GOAL
Copy verbatim the stretch of the material from its first line through the line containing "month-header: MAY: [485, 203, 549, 231]", including both ends.

═════ DATA RECORDS ═════

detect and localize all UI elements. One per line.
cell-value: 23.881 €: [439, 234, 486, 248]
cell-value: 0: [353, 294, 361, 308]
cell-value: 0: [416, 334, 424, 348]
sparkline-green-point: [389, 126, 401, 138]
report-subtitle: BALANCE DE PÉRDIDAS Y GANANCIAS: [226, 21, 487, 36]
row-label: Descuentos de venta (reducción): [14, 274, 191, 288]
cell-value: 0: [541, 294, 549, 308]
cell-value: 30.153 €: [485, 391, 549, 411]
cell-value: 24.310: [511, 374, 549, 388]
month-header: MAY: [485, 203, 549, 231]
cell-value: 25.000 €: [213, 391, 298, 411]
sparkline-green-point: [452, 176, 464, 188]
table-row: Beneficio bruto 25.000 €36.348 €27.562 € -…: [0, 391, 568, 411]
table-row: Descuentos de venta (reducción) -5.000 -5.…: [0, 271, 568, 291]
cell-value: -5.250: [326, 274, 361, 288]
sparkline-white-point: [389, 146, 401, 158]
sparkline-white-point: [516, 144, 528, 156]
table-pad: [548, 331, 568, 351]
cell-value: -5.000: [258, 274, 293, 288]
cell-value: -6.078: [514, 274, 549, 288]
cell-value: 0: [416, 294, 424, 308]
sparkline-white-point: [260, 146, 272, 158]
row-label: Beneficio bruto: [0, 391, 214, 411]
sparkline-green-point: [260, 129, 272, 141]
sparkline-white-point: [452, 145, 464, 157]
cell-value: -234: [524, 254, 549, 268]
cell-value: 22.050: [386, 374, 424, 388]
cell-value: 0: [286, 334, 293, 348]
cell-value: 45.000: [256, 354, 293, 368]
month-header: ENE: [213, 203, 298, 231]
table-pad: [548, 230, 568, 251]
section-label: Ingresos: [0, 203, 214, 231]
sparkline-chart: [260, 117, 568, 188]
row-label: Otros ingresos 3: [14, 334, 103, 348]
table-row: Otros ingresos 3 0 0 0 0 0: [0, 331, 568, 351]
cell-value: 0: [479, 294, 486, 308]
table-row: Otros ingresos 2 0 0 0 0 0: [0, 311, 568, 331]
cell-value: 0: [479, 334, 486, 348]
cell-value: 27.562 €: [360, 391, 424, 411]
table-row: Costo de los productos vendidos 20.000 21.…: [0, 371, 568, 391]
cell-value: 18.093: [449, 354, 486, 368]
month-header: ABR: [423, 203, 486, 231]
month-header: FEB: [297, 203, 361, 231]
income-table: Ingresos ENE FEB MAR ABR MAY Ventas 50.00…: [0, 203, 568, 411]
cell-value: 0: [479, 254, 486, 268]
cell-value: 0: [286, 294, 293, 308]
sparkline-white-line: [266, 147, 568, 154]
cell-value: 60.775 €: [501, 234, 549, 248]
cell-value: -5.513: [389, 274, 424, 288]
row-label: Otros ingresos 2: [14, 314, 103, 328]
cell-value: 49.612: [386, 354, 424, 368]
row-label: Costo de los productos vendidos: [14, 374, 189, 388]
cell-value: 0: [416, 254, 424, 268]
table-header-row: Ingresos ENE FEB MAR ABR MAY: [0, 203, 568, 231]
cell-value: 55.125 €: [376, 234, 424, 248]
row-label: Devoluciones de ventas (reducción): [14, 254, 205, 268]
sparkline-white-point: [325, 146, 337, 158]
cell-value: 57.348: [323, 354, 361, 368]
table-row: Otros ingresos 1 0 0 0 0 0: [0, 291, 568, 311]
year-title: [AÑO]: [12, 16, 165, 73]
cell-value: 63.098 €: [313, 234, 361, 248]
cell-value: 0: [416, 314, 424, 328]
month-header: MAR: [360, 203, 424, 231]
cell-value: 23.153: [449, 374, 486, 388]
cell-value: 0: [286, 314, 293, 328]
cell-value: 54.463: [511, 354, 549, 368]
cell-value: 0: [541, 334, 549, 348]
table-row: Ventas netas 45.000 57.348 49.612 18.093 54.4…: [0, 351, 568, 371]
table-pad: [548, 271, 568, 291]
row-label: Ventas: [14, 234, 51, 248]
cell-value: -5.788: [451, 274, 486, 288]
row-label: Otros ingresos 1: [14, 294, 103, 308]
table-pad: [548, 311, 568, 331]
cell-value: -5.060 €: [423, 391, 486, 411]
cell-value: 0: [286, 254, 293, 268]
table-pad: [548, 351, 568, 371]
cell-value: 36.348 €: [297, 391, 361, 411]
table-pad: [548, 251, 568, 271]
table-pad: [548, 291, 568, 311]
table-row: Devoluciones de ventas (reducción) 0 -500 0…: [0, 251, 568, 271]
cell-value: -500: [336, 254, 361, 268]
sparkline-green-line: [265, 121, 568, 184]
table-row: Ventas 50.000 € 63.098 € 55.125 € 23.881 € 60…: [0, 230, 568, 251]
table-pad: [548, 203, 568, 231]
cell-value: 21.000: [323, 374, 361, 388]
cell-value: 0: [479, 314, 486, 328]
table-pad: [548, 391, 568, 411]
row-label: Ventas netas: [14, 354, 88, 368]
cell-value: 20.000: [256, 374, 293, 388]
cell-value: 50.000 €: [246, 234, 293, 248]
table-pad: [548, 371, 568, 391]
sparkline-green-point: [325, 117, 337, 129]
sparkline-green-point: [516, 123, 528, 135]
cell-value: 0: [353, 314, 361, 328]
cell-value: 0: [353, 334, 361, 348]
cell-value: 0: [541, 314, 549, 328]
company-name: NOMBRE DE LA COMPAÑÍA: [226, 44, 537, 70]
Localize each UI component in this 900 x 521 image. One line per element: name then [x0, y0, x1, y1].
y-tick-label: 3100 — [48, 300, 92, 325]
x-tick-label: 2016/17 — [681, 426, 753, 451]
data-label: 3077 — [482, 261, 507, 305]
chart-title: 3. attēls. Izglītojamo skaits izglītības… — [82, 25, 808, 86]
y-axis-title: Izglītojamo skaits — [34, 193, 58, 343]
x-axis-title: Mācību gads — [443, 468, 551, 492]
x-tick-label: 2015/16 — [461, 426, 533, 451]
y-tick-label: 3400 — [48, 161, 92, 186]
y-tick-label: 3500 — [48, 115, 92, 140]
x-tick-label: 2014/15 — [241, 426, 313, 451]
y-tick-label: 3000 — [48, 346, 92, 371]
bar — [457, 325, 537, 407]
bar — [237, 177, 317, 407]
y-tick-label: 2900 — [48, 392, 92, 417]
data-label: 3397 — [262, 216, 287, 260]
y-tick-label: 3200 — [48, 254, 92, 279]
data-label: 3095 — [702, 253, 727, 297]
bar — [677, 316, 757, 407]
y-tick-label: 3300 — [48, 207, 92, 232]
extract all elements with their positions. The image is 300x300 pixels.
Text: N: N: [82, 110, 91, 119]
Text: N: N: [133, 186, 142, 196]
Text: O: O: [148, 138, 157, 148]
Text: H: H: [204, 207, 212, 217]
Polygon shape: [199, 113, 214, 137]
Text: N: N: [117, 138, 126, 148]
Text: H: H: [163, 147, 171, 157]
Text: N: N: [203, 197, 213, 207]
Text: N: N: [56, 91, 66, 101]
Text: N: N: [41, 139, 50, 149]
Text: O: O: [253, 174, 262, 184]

═════

ANSWER TO THIS PROBLEM
detect and localize all UI elements. One per line.
cell-value: 23.881 €: [439, 234, 486, 248]
cell-value: 0: [353, 294, 361, 308]
cell-value: 0: [416, 334, 424, 348]
sparkline-green-point: [389, 126, 401, 138]
report-subtitle: BALANCE DE PÉRDIDAS Y GANANCIAS: [226, 21, 487, 36]
row-label: Descuentos de venta (reducción): [14, 274, 191, 288]
cell-value: 0: [541, 294, 549, 308]
cell-value: 30.153 €: [485, 391, 549, 411]
cell-value: 24.310: [511, 374, 549, 388]
month-header: MAY: [485, 203, 549, 231]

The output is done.